==== Data excerpts
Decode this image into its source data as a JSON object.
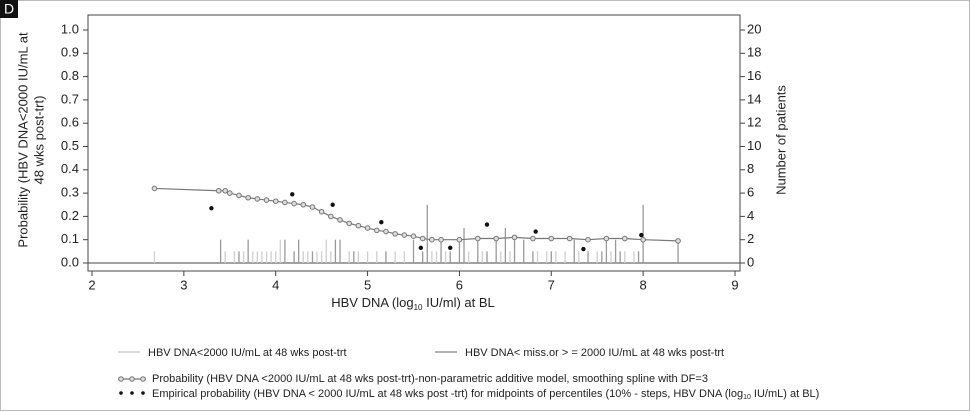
{
  "panel_label": "D",
  "chart_data": {
    "type": "combo",
    "y_label_lines": [
      "Probability (HBV DNA<2000 IU/mL at",
      "48 wks post-trt)"
    ],
    "y2_label": "Number of patients",
    "x_label_parts": [
      "HBV DNA (log",
      "10",
      " IU/ml) at BL"
    ],
    "xlim": [
      2,
      9
    ],
    "xticks": [
      2,
      3,
      4,
      5,
      6,
      7,
      8,
      9
    ],
    "ylim": [
      0,
      1
    ],
    "yticks": [
      {
        "value": 0,
        "label": "0.0"
      },
      0.1,
      0.2,
      0.3,
      0.4,
      0.5,
      0.6,
      0.7,
      0.8,
      0.9,
      {
        "value": 1,
        "label": "1.0"
      }
    ],
    "y2lim": [
      0,
      20
    ],
    "y2ticks": [
      0,
      2,
      4,
      6,
      8,
      10,
      12,
      14,
      16,
      18,
      20
    ],
    "series": [
      {
        "type": "bar",
        "axis": "y2",
        "name": "HBV DNA<2000 IU/mL at 48 wks post-trt",
        "color": "#cfcfcf",
        "x": [
          2.68,
          3.45,
          3.55,
          3.65,
          3.75,
          3.8,
          3.85,
          3.9,
          3.95,
          4.0,
          4.05,
          4.3,
          4.35,
          4.45,
          4.5,
          4.55,
          4.6,
          4.8,
          4.9,
          5.0,
          5.1,
          5.3,
          5.4,
          5.7,
          5.75,
          5.85,
          6.1,
          6.25,
          6.45,
          6.55,
          6.85,
          6.95,
          7.05,
          7.15,
          7.3,
          7.5,
          7.65,
          7.8,
          7.9
        ],
        "values": [
          1,
          1,
          1,
          1,
          1,
          1,
          1,
          1,
          1,
          1,
          2,
          1,
          1,
          1,
          1,
          2,
          1,
          1,
          1,
          1,
          1,
          1,
          1,
          1,
          1,
          1,
          1,
          1,
          1,
          1,
          1,
          1,
          1,
          1,
          1,
          1,
          1,
          1,
          1
        ]
      },
      {
        "type": "bar",
        "axis": "y2",
        "name": "HBV DNA< miss.or > = 2000 IU/mL at 48 wks post-trt",
        "color": "#9a9a9a",
        "x": [
          3.4,
          3.6,
          3.7,
          4.1,
          4.2,
          4.25,
          4.4,
          4.65,
          4.7,
          4.85,
          5.2,
          5.5,
          5.6,
          5.65,
          5.8,
          5.9,
          6.0,
          6.05,
          6.2,
          6.3,
          6.4,
          6.5,
          6.6,
          6.7,
          6.8,
          7.0,
          7.25,
          7.4,
          7.55,
          7.6,
          7.7,
          7.75,
          7.95,
          8.0,
          8.38
        ],
        "values": [
          2,
          1,
          2,
          2,
          1,
          2,
          1,
          2,
          2,
          1,
          1,
          2,
          1,
          5,
          2,
          1,
          2,
          3,
          2,
          1,
          2,
          3,
          2,
          2,
          1,
          1,
          2,
          1,
          1,
          2,
          2,
          1,
          1,
          5,
          2
        ]
      },
      {
        "type": "line",
        "name": "Probability (HBV DNA <2000 IU/mL at 48 wks post-trt)-non-parametric  additive model, smoothing spline with DF=3",
        "color": "#777777",
        "x": [
          2.68,
          3.38,
          3.45,
          3.5,
          3.6,
          3.7,
          3.8,
          3.9,
          4.0,
          4.1,
          4.2,
          4.3,
          4.4,
          4.5,
          4.6,
          4.7,
          4.8,
          4.9,
          5.0,
          5.1,
          5.2,
          5.3,
          5.4,
          5.5,
          5.6,
          5.7,
          5.8,
          6.0,
          6.2,
          6.4,
          6.6,
          6.8,
          7.0,
          7.2,
          7.4,
          7.6,
          7.8,
          8.0,
          8.38
        ],
        "values": [
          0.32,
          0.31,
          0.31,
          0.3,
          0.29,
          0.28,
          0.275,
          0.27,
          0.265,
          0.26,
          0.255,
          0.25,
          0.24,
          0.22,
          0.2,
          0.185,
          0.17,
          0.16,
          0.15,
          0.14,
          0.135,
          0.125,
          0.12,
          0.115,
          0.105,
          0.1,
          0.1,
          0.1,
          0.105,
          0.105,
          0.11,
          0.105,
          0.105,
          0.105,
          0.1,
          0.105,
          0.105,
          0.1,
          0.095
        ]
      },
      {
        "type": "scatter",
        "name_parts": [
          "Empirical probability (HBV DNA < 2000 IU/mL at 48 wks post -trt) for midpoints of percentiles (10% - steps, HBV DNA (log",
          "10",
          " IU/mL) at BL)"
        ],
        "color": "#111111",
        "x": [
          3.3,
          4.18,
          4.62,
          5.15,
          5.58,
          5.9,
          6.3,
          6.83,
          7.35,
          7.98
        ],
        "values": [
          0.235,
          0.295,
          0.25,
          0.175,
          0.065,
          0.065,
          0.165,
          0.135,
          0.06,
          0.12
        ]
      }
    ]
  }
}
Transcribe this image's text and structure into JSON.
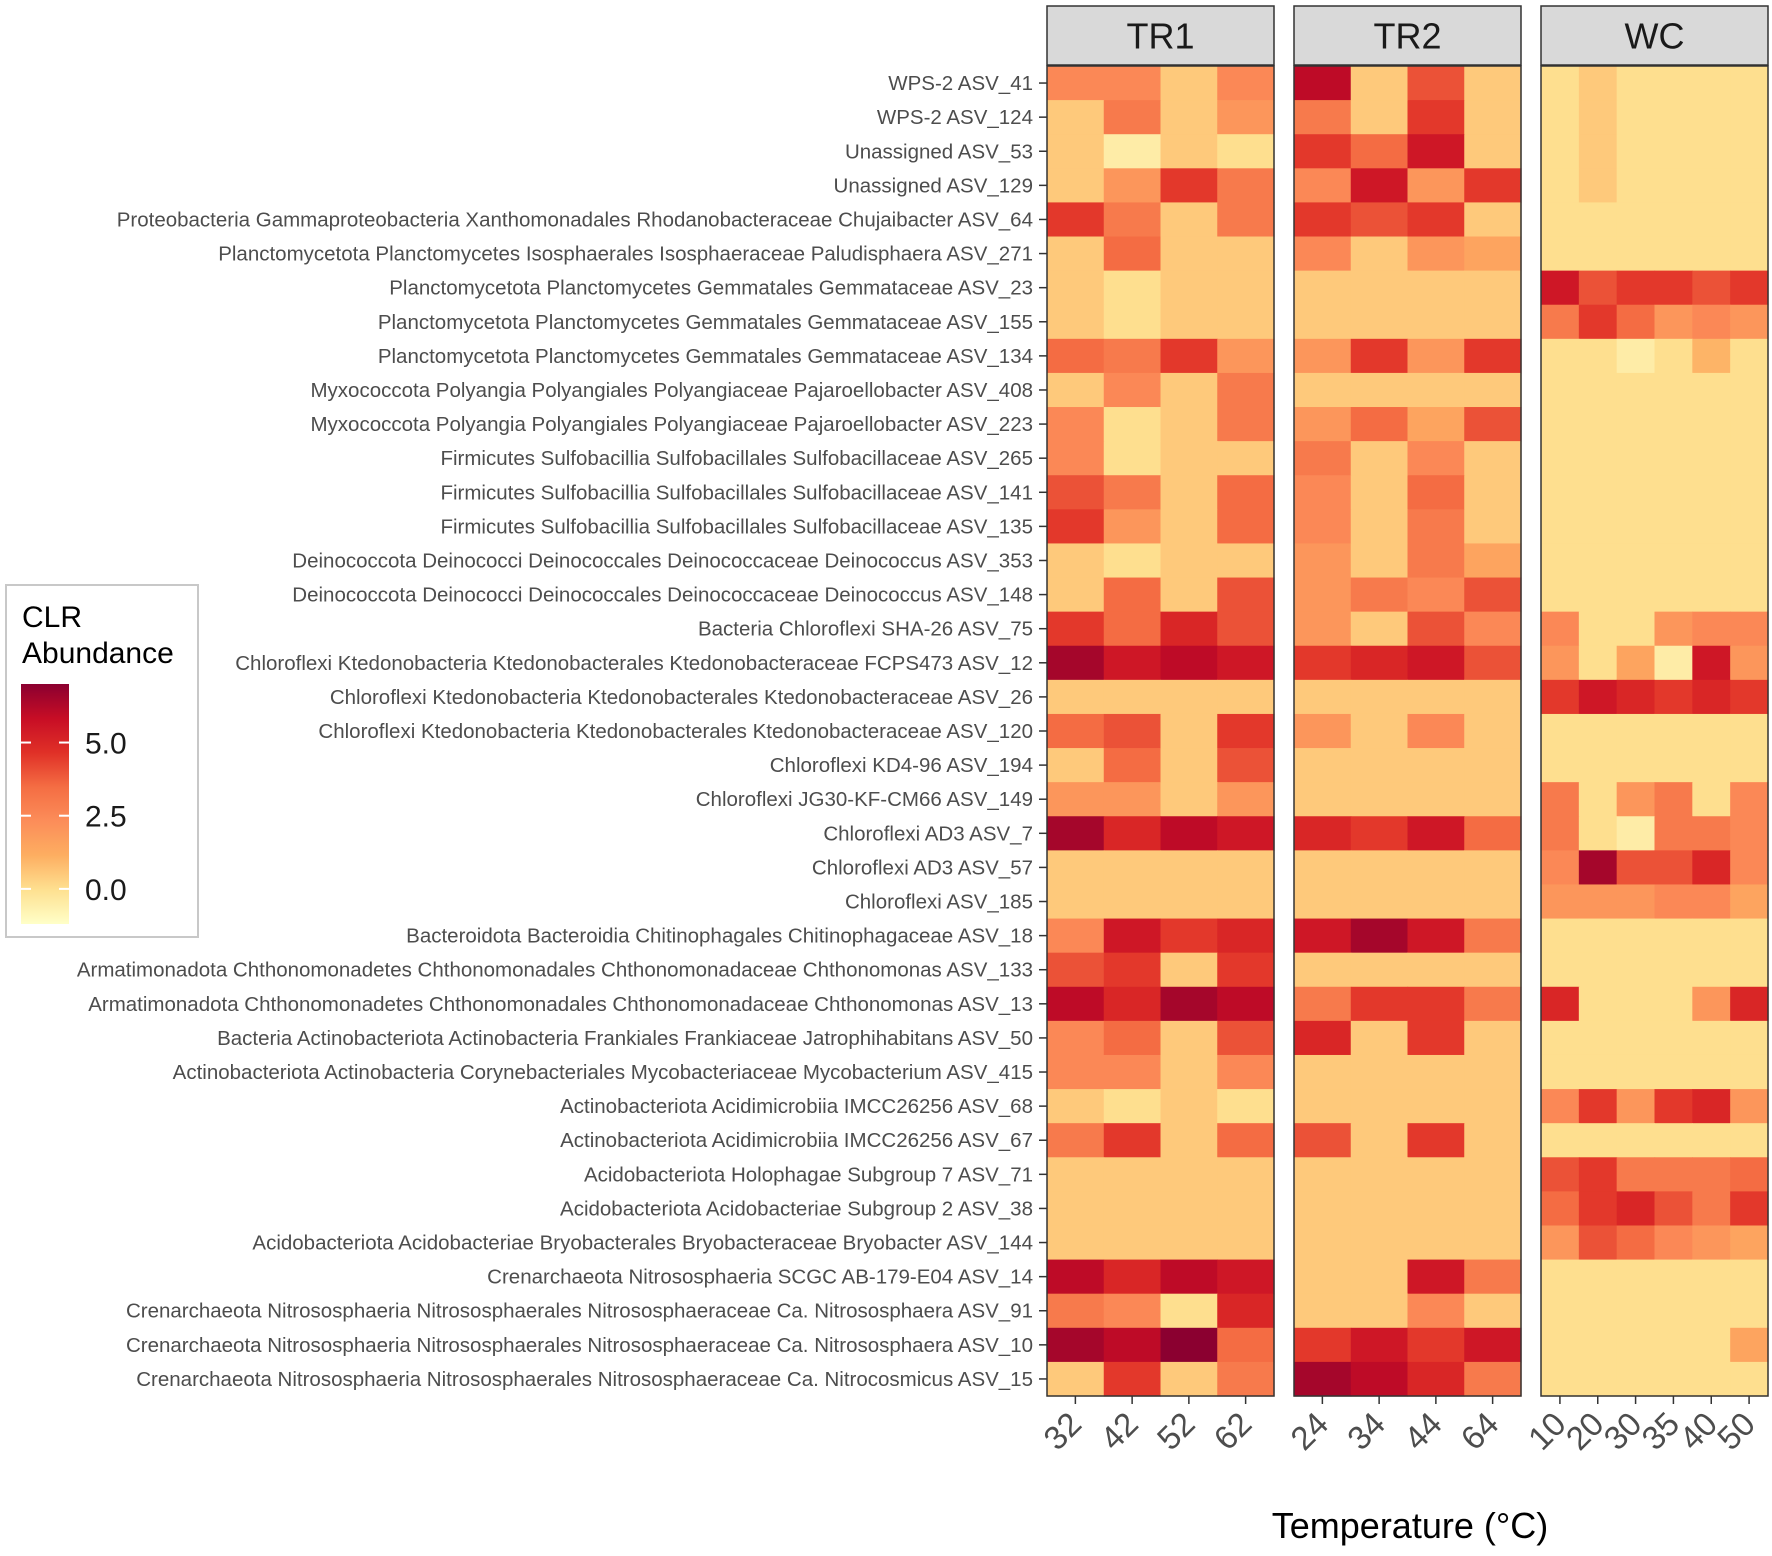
{
  "chart_data": {
    "type": "heatmap",
    "title": "",
    "xlabel": "Temperature (°C)",
    "ylabel": "",
    "legend": {
      "title_line1": "CLR",
      "title_line2": "Abundance",
      "ticks": [
        5.0,
        2.5,
        0.0
      ],
      "tick_labels": [
        "5.0",
        "2.5",
        "0.0"
      ],
      "range": [
        -1.2,
        7.0
      ],
      "placement": "left"
    },
    "color_scale": [
      "#ffffc8",
      "#fee090",
      "#fdae61",
      "#fc8d59",
      "#f46d43",
      "#e03027",
      "#c70d25",
      "#8b0030"
    ],
    "rows": [
      "WPS-2 ASV_41",
      "WPS-2 ASV_124",
      "Unassigned ASV_53",
      "Unassigned ASV_129",
      "Proteobacteria Gammaproteobacteria Xanthomonadales Rhodanobacteraceae Chujaibacter ASV_64",
      "Planctomycetota Planctomycetes Isosphaerales Isosphaeraceae Paludisphaera ASV_271",
      "Planctomycetota Planctomycetes Gemmatales Gemmataceae ASV_23",
      "Planctomycetota Planctomycetes Gemmatales Gemmataceae ASV_155",
      "Planctomycetota Planctomycetes Gemmatales Gemmataceae ASV_134",
      "Myxococcota Polyangia Polyangiales Polyangiaceae Pajaroellobacter ASV_408",
      "Myxococcota Polyangia Polyangiales Polyangiaceae Pajaroellobacter ASV_223",
      "Firmicutes Sulfobacillia Sulfobacillales Sulfobacillaceae ASV_265",
      "Firmicutes Sulfobacillia Sulfobacillales Sulfobacillaceae ASV_141",
      "Firmicutes Sulfobacillia Sulfobacillales Sulfobacillaceae ASV_135",
      "Deinococcota Deinococci Deinococcales Deinococcaceae Deinococcus ASV_353",
      "Deinococcota Deinococci Deinococcales Deinococcaceae Deinococcus ASV_148",
      "Bacteria Chloroflexi SHA-26 ASV_75",
      "Chloroflexi Ktedonobacteria Ktedonobacterales Ktedonobacteraceae FCPS473 ASV_12",
      "Chloroflexi Ktedonobacteria Ktedonobacterales Ktedonobacteraceae ASV_26",
      "Chloroflexi Ktedonobacteria Ktedonobacterales Ktedonobacteraceae ASV_120",
      "Chloroflexi KD4-96 ASV_194",
      "Chloroflexi JG30-KF-CM66 ASV_149",
      "Chloroflexi AD3 ASV_7",
      "Chloroflexi AD3 ASV_57",
      "Chloroflexi ASV_185",
      "Bacteroidota Bacteroidia Chitinophagales Chitinophagaceae ASV_18",
      "Armatimonadota Chthonomonadetes Chthonomonadales Chthonomonadaceae Chthonomonas ASV_133",
      "Armatimonadota Chthonomonadetes Chthonomonadales Chthonomonadaceae Chthonomonas ASV_13",
      "Bacteria Actinobacteriota Actinobacteria Frankiales Frankiaceae Jatrophihabitans ASV_50",
      "Actinobacteriota Actinobacteria Corynebacteriales Mycobacteriaceae Mycobacterium ASV_415",
      "Actinobacteriota Acidimicrobiia IMCC26256 ASV_68",
      "Actinobacteriota Acidimicrobiia IMCC26256 ASV_67",
      "Acidobacteriota Holophagae Subgroup 7 ASV_71",
      "Acidobacteriota Acidobacteriae Subgroup 2 ASV_38",
      "Acidobacteriota Acidobacteriae Bryobacterales Bryobacteraceae Bryobacter ASV_144",
      "Crenarchaeota Nitrososphaeria SCGC AB-179-E04 ASV_14",
      "Crenarchaeota Nitrososphaeria Nitrososphaerales Nitrososphaeraceae Ca. Nitrososphaera ASV_91",
      "Crenarchaeota Nitrososphaeria Nitrososphaerales Nitrososphaeraceae Ca. Nitrososphaera ASV_10",
      "Crenarchaeota Nitrososphaeria Nitrososphaerales Nitrososphaeraceae Ca. Nitrocosmicus ASV_15"
    ],
    "panels": [
      {
        "name": "TR1",
        "x": [
          "32",
          "42",
          "52",
          "62"
        ],
        "values": [
          [
            2.5,
            2.5,
            0.5,
            2.5
          ],
          [
            0.5,
            3.0,
            0.5,
            2.0
          ],
          [
            0.5,
            -0.5,
            0.5,
            0.0
          ],
          [
            0.5,
            2.0,
            4.5,
            3.0
          ],
          [
            4.5,
            3.0,
            0.5,
            3.0
          ],
          [
            0.5,
            3.5,
            0.5,
            0.5
          ],
          [
            0.5,
            0.0,
            0.5,
            0.5
          ],
          [
            0.5,
            0.0,
            0.5,
            0.5
          ],
          [
            3.5,
            3.0,
            4.5,
            2.0
          ],
          [
            0.5,
            2.5,
            0.5,
            3.0
          ],
          [
            2.5,
            0.0,
            0.5,
            3.0
          ],
          [
            2.5,
            0.0,
            0.5,
            0.5
          ],
          [
            4.0,
            3.0,
            0.5,
            3.5
          ],
          [
            4.5,
            2.0,
            0.5,
            3.5
          ],
          [
            0.5,
            0.0,
            0.5,
            0.5
          ],
          [
            0.5,
            3.5,
            0.5,
            4.0
          ],
          [
            4.5,
            3.5,
            5.0,
            4.0
          ],
          [
            6.5,
            5.5,
            6.0,
            5.5
          ],
          [
            0.5,
            0.5,
            0.5,
            0.5
          ],
          [
            3.5,
            4.0,
            0.5,
            4.5
          ],
          [
            0.5,
            3.5,
            0.5,
            4.0
          ],
          [
            2.0,
            2.0,
            0.5,
            2.0
          ],
          [
            6.5,
            5.0,
            6.0,
            5.5
          ],
          [
            0.5,
            0.5,
            0.5,
            0.5
          ],
          [
            0.5,
            0.5,
            0.5,
            0.5
          ],
          [
            2.5,
            5.5,
            4.5,
            5.0
          ],
          [
            4.0,
            4.5,
            0.5,
            4.5
          ],
          [
            6.0,
            5.0,
            6.5,
            6.0
          ],
          [
            2.5,
            3.5,
            0.5,
            4.0
          ],
          [
            2.5,
            2.5,
            0.5,
            2.5
          ],
          [
            0.5,
            0.0,
            0.5,
            0.0
          ],
          [
            3.0,
            4.5,
            0.5,
            3.5
          ],
          [
            0.5,
            0.5,
            0.5,
            0.5
          ],
          [
            0.5,
            0.5,
            0.5,
            0.5
          ],
          [
            0.5,
            0.5,
            0.5,
            0.5
          ],
          [
            6.0,
            5.0,
            6.0,
            5.5
          ],
          [
            3.0,
            2.5,
            0.0,
            5.0
          ],
          [
            6.5,
            6.0,
            7.0,
            3.5
          ],
          [
            0.5,
            4.5,
            0.5,
            3.0
          ]
        ]
      },
      {
        "name": "TR2",
        "x": [
          "24",
          "34",
          "44",
          "64"
        ],
        "values": [
          [
            6.0,
            0.5,
            4.0,
            0.5
          ],
          [
            3.0,
            0.5,
            4.5,
            0.5
          ],
          [
            4.5,
            3.5,
            5.5,
            0.5
          ],
          [
            2.5,
            5.5,
            2.0,
            4.5
          ],
          [
            4.5,
            4.0,
            4.5,
            0.5
          ],
          [
            2.5,
            0.5,
            2.0,
            1.5
          ],
          [
            0.5,
            0.5,
            0.5,
            0.5
          ],
          [
            0.5,
            0.5,
            0.5,
            0.5
          ],
          [
            2.0,
            4.5,
            2.0,
            4.5
          ],
          [
            0.5,
            0.5,
            0.5,
            0.5
          ],
          [
            2.0,
            3.5,
            1.5,
            4.0
          ],
          [
            3.0,
            0.5,
            2.5,
            0.5
          ],
          [
            2.5,
            0.5,
            3.5,
            0.5
          ],
          [
            2.5,
            0.5,
            3.0,
            0.5
          ],
          [
            2.0,
            0.5,
            3.0,
            1.5
          ],
          [
            2.0,
            3.0,
            2.5,
            4.0
          ],
          [
            2.0,
            0.5,
            4.0,
            2.5
          ],
          [
            4.5,
            5.0,
            5.5,
            4.0
          ],
          [
            0.5,
            0.5,
            0.5,
            0.5
          ],
          [
            2.0,
            0.5,
            2.5,
            0.5
          ],
          [
            0.5,
            0.5,
            0.5,
            0.5
          ],
          [
            0.5,
            0.5,
            0.5,
            0.5
          ],
          [
            5.0,
            4.5,
            5.5,
            3.5
          ],
          [
            0.5,
            0.5,
            0.5,
            0.5
          ],
          [
            0.5,
            0.5,
            0.5,
            0.5
          ],
          [
            5.5,
            6.5,
            5.5,
            3.0
          ],
          [
            0.5,
            0.5,
            0.5,
            0.5
          ],
          [
            3.0,
            4.5,
            4.5,
            3.0
          ],
          [
            5.0,
            0.5,
            4.5,
            0.5
          ],
          [
            0.5,
            0.5,
            0.5,
            0.5
          ],
          [
            0.5,
            0.5,
            0.5,
            0.5
          ],
          [
            4.0,
            0.5,
            4.5,
            0.5
          ],
          [
            0.5,
            0.5,
            0.5,
            0.5
          ],
          [
            0.5,
            0.5,
            0.5,
            0.5
          ],
          [
            0.5,
            0.5,
            0.5,
            0.5
          ],
          [
            0.5,
            0.5,
            5.5,
            3.0
          ],
          [
            0.5,
            0.5,
            2.5,
            0.5
          ],
          [
            4.5,
            5.5,
            4.5,
            5.5
          ],
          [
            6.5,
            6.0,
            5.0,
            3.0
          ]
        ]
      },
      {
        "name": "WC",
        "x": [
          "10",
          "20",
          "30",
          "35",
          "40",
          "50"
        ],
        "values": [
          [
            0.0,
            0.5,
            0.0,
            0.0,
            0.0,
            0.0
          ],
          [
            0.0,
            0.5,
            0.0,
            0.0,
            0.0,
            0.0
          ],
          [
            0.0,
            0.5,
            0.0,
            0.0,
            0.0,
            0.0
          ],
          [
            0.0,
            0.5,
            0.0,
            0.0,
            0.0,
            0.0
          ],
          [
            0.0,
            0.0,
            0.0,
            0.0,
            0.0,
            0.0
          ],
          [
            0.0,
            0.0,
            0.0,
            0.0,
            0.0,
            0.0
          ],
          [
            5.5,
            4.0,
            4.5,
            4.5,
            4.0,
            4.5
          ],
          [
            3.0,
            4.5,
            3.5,
            2.0,
            2.5,
            2.0
          ],
          [
            0.0,
            0.0,
            -0.5,
            0.0,
            1.0,
            0.0
          ],
          [
            0.0,
            0.0,
            0.0,
            0.0,
            0.0,
            0.0
          ],
          [
            0.0,
            0.0,
            0.0,
            0.0,
            0.0,
            0.0
          ],
          [
            0.0,
            0.0,
            0.0,
            0.0,
            0.0,
            0.0
          ],
          [
            0.0,
            0.0,
            0.0,
            0.0,
            0.0,
            0.0
          ],
          [
            0.0,
            0.0,
            0.0,
            0.0,
            0.0,
            0.0
          ],
          [
            0.0,
            0.0,
            0.0,
            0.0,
            0.0,
            0.0
          ],
          [
            0.0,
            0.0,
            0.0,
            0.0,
            0.0,
            0.0
          ],
          [
            2.5,
            0.0,
            0.0,
            2.0,
            2.5,
            2.5
          ],
          [
            2.0,
            0.0,
            1.5,
            -0.5,
            5.5,
            2.0
          ],
          [
            4.5,
            5.5,
            5.0,
            4.5,
            5.0,
            4.5
          ],
          [
            0.0,
            0.0,
            0.0,
            0.0,
            0.0,
            0.0
          ],
          [
            0.0,
            0.0,
            0.0,
            0.0,
            0.0,
            0.0
          ],
          [
            3.0,
            0.0,
            2.0,
            3.0,
            0.0,
            2.5
          ],
          [
            3.0,
            0.0,
            -0.5,
            3.0,
            3.0,
            2.5
          ],
          [
            2.5,
            6.5,
            4.0,
            4.0,
            5.0,
            2.5
          ],
          [
            2.0,
            2.0,
            2.0,
            2.5,
            2.5,
            1.5
          ],
          [
            0.0,
            0.0,
            0.0,
            0.0,
            0.0,
            0.0
          ],
          [
            0.0,
            0.0,
            0.0,
            0.0,
            0.0,
            0.0
          ],
          [
            5.0,
            0.0,
            0.0,
            0.0,
            2.0,
            5.0
          ],
          [
            0.0,
            0.0,
            0.0,
            0.0,
            0.0,
            0.0
          ],
          [
            0.0,
            0.0,
            0.0,
            0.0,
            0.0,
            0.0
          ],
          [
            2.5,
            4.5,
            2.0,
            4.5,
            5.0,
            2.0
          ],
          [
            0.0,
            0.0,
            0.0,
            0.0,
            0.0,
            0.0
          ],
          [
            4.0,
            4.5,
            3.0,
            3.0,
            3.0,
            3.5
          ],
          [
            3.5,
            4.5,
            5.0,
            4.0,
            3.0,
            4.5
          ],
          [
            2.0,
            4.0,
            3.5,
            2.5,
            2.0,
            1.5
          ],
          [
            0.0,
            0.0,
            0.0,
            0.0,
            0.0,
            0.0
          ],
          [
            0.0,
            0.0,
            0.0,
            0.0,
            0.0,
            0.0
          ],
          [
            0.0,
            0.0,
            0.0,
            0.0,
            0.0,
            1.5
          ],
          [
            0.0,
            0.0,
            0.0,
            0.0,
            0.0,
            0.0
          ]
        ]
      }
    ]
  }
}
========
#### Exercise description:
Within the records, how many lines carry the word "Deinococcus"? Reply with the figure alone.

#### Task response:
2